GIVEN TEXT:
Topics may include, but are not limited to, applications of psychological and educational theories of race and culture as contributors to health status as well as current research, education, and practice related to (a) understanding how cultural values or perceived discrimination pertain to mental and physical health of diverse racial and ethnic cultural age groups in the United States, (b) improving the quality of life for children, adolescents, and families in schools and communities by focusing on within-group racial and cultural concepts, (c) community and grassroots initiatives pertaining to addressing the impact of mental and physical health from culturally responsive perspectives, and (d) implementing and evaluating innovative and culturally competent interventions in traditional and nontraditional environments. Strongest consideration will be given to proposals that focus directly on the 2013 Diversity Challenge theme, Intersections of Race, Culture, and Health or Mental Health.
Although many topics are germane to the Diversity Challenge theme, some examples that merit an explicit racial or ethnic cultural focus are:
· Health beliefs as related to health and/or mental health
· Discrimination, race-related stress, health and/or mental health
· Immigration and/or acculturation stress, health and/or mental health
· Within-group sociodemographic intersections (e.g., gender, sexual orientation, socioeconomic status)

TASK SET:
a - List every example that the text on 2013 Diversity Challenge proposal topics gives as meriting an explicit racial or ethnic cultural focus.
b - Extend the text on 2013 Diversity Challenge proposal topics, starting after its final listed example.

INFORMATION PROVIDED:
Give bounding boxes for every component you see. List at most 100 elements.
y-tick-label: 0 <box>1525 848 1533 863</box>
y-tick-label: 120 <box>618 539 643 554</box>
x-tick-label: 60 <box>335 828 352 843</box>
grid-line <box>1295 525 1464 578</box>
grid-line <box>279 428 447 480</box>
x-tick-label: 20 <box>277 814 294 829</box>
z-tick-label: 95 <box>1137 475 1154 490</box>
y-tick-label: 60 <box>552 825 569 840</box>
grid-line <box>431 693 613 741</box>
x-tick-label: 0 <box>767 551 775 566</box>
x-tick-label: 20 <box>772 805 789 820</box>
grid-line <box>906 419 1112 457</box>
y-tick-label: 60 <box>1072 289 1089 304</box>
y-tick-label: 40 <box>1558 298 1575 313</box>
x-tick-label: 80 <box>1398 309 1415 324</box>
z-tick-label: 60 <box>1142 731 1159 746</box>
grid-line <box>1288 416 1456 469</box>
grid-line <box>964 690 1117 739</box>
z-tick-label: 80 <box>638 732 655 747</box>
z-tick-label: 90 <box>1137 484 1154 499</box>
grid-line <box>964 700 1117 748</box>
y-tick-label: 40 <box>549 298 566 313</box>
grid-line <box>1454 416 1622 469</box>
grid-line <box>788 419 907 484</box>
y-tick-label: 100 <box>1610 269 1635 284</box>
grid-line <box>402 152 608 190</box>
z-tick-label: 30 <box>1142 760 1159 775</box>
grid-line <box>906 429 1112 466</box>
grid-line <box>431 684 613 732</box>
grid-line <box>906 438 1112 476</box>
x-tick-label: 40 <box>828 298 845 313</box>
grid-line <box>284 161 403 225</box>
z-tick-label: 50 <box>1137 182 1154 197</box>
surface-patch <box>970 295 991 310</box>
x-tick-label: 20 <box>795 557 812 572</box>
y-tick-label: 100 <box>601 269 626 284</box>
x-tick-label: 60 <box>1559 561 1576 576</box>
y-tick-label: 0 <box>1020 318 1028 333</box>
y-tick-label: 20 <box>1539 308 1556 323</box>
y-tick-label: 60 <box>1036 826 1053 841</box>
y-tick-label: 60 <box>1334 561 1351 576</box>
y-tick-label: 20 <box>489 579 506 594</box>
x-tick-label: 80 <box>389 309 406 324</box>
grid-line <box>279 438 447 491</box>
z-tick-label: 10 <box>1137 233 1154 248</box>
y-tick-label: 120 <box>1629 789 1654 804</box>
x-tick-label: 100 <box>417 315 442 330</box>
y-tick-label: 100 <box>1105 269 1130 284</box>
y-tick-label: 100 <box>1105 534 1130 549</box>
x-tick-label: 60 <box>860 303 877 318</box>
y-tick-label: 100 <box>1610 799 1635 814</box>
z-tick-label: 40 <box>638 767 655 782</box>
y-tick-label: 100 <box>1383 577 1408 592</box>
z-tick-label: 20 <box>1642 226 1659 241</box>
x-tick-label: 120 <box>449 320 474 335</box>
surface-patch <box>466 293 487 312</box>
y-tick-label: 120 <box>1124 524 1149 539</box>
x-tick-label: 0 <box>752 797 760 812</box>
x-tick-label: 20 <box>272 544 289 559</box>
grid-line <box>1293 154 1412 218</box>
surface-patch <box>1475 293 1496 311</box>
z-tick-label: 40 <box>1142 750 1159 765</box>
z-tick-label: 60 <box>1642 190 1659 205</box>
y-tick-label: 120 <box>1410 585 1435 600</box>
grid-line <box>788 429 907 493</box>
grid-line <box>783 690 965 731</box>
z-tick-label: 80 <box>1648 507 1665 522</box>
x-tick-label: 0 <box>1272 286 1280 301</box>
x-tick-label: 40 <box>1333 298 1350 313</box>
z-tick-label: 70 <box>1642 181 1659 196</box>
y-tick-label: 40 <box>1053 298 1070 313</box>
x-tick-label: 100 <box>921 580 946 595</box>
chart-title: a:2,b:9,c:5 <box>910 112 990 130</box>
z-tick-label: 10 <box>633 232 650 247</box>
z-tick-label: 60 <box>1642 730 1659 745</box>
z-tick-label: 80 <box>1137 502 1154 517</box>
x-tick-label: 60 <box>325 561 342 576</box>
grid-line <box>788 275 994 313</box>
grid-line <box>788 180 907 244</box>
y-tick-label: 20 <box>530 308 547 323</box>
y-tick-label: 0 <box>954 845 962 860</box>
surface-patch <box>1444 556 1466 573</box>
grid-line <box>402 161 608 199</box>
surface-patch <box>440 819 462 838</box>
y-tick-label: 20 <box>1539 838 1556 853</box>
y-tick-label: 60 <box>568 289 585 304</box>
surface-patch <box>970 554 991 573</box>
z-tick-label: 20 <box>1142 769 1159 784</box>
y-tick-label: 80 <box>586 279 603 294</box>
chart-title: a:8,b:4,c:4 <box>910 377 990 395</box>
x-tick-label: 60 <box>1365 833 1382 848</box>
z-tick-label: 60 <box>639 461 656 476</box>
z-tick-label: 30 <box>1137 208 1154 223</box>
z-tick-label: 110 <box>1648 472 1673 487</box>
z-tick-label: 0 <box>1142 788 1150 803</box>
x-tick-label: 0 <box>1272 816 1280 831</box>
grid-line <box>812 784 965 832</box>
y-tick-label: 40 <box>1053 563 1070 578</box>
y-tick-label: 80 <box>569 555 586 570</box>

LIST OF ANSWERS:
a -
- Health beliefs as related to health and/or mental health
- Discrimination, race-related stress, health and/or mental health
- Immigration and/or acculturation stress, health and/or mental health
- Within-group sociodemographic intersections (e.g., gender, sexual orientation, socioeconomic status)

b -
· Sociopolitical contexts as related to symptoms of health and/or mental health (e.g. military, justice system, schools, social service agencies, employment status)
· Media portrayal of health and/or mental health topics
· Effects of race-related or culture-based coping strategies on health and mental health
· Evidence-based culturally responsive interventions
· Researcher, clinician, or educator biases
· Treatment outcomes as related to health and mental health (e.g., service utilization, barriers, coping strategies) of various ethnic groups
· Research and assessment related to health and/or mental health
· Health and/or mental health across the lifespan (e.g. family health, generational health)
· Global health and/or mental health
· Help-seeking attitudes
· Sexual and reproductive health and sexually transmitted diseases
Workshop (90 minutes) - An intensive presentation intended to share specific research, educational, social policy, or mental health experiences and/or skills, or empirically based knowledge about racial and cultural factors in treatment, research, and policy with an interactive and experiential focus.
Symposium Panel (90 minutes) - Three to five participants present individual papers with a shared racial and cultural theme from different perspectives. Symposium proposals typically have a chair and discussant.
Individual Presentation (15 to 30 minutes) - Formal presentation of theoretical, practical, policy issues, or research related to program development, mental health issues, community and school initiatives, and overcoming systemic barriers as experienced by individuals of all ages. Papers may be grouped together around similar themes by the conference organizers. Typically, 3-4 presentations will share a 90 minute block.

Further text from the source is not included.